:: Records excerpted from a collection ::
==========

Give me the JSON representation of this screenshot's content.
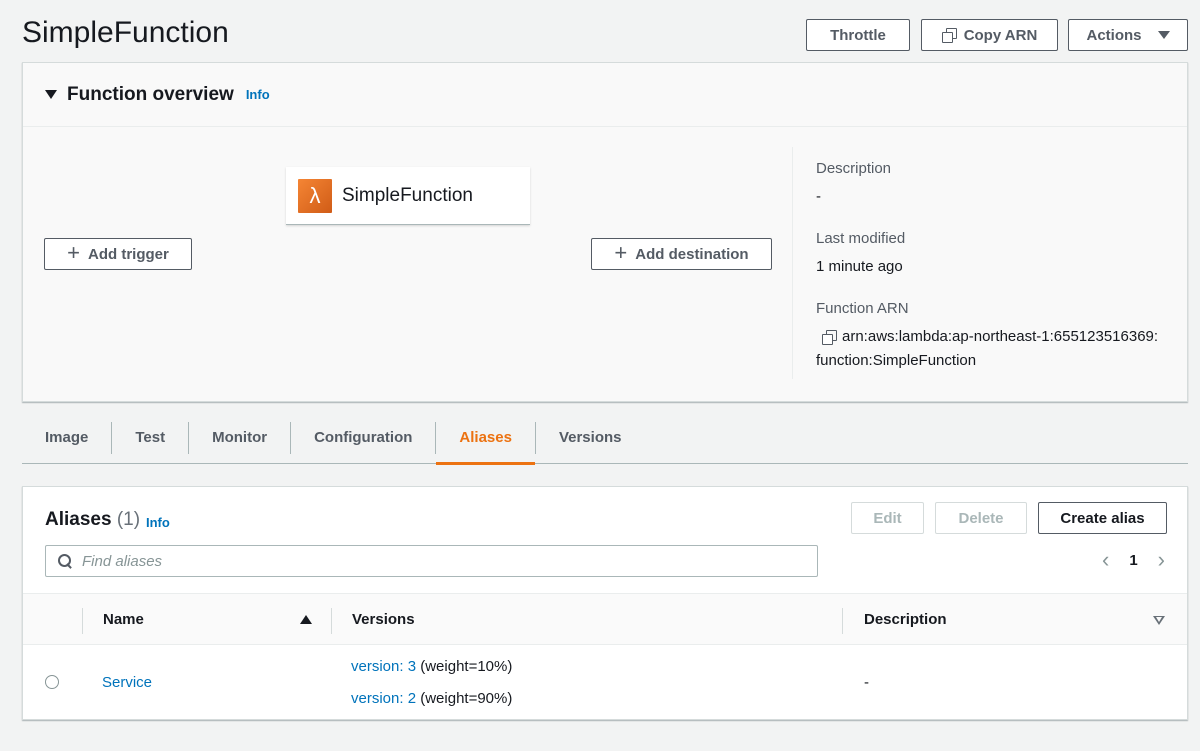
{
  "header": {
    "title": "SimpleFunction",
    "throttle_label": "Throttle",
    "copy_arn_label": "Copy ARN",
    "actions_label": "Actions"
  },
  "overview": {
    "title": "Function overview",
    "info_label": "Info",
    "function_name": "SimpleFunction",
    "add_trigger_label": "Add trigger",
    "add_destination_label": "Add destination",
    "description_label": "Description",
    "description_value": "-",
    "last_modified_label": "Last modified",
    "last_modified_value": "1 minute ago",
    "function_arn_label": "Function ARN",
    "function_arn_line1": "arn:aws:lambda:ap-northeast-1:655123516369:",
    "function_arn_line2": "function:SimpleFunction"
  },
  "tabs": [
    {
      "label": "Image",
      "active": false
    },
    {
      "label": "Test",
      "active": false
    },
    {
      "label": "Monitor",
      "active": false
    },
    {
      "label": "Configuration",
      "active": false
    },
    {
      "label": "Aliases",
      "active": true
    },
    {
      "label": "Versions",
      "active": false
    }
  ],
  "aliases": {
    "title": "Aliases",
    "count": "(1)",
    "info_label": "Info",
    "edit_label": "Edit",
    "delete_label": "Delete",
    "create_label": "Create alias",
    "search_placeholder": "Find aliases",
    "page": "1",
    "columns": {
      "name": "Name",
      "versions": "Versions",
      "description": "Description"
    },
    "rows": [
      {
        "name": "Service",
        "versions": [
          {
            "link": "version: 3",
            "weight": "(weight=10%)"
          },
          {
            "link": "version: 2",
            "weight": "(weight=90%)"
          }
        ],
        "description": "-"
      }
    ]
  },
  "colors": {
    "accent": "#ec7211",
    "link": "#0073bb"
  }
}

==========

:: What the task asks ::
Copy out all the entries exactly. Images stay out of the copy.

:: Output below ::
Give me the JSON representation of this screenshot's content.
{
  "header": {
    "title": "SimpleFunction",
    "throttle_label": "Throttle",
    "copy_arn_label": "Copy ARN",
    "actions_label": "Actions"
  },
  "overview": {
    "title": "Function overview",
    "info_label": "Info",
    "function_name": "SimpleFunction",
    "add_trigger_label": "Add trigger",
    "add_destination_label": "Add destination",
    "description_label": "Description",
    "description_value": "-",
    "last_modified_label": "Last modified",
    "last_modified_value": "1 minute ago",
    "function_arn_label": "Function ARN",
    "function_arn_line1": "arn:aws:lambda:ap-northeast-1:655123516369:",
    "function_arn_line2": "function:SimpleFunction"
  },
  "tabs": [
    {
      "label": "Image",
      "active": false
    },
    {
      "label": "Test",
      "active": false
    },
    {
      "label": "Monitor",
      "active": false
    },
    {
      "label": "Configuration",
      "active": false
    },
    {
      "label": "Aliases",
      "active": true
    },
    {
      "label": "Versions",
      "active": false
    }
  ],
  "aliases": {
    "title": "Aliases",
    "count": "(1)",
    "info_label": "Info",
    "edit_label": "Edit",
    "delete_label": "Delete",
    "create_label": "Create alias",
    "search_placeholder": "Find aliases",
    "page": "1",
    "columns": {
      "name": "Name",
      "versions": "Versions",
      "description": "Description"
    },
    "rows": [
      {
        "name": "Service",
        "versions": [
          {
            "link": "version: 3",
            "weight": "(weight=10%)"
          },
          {
            "link": "version: 2",
            "weight": "(weight=90%)"
          }
        ],
        "description": "-"
      }
    ]
  },
  "colors": {
    "accent": "#ec7211",
    "link": "#0073bb"
  }
}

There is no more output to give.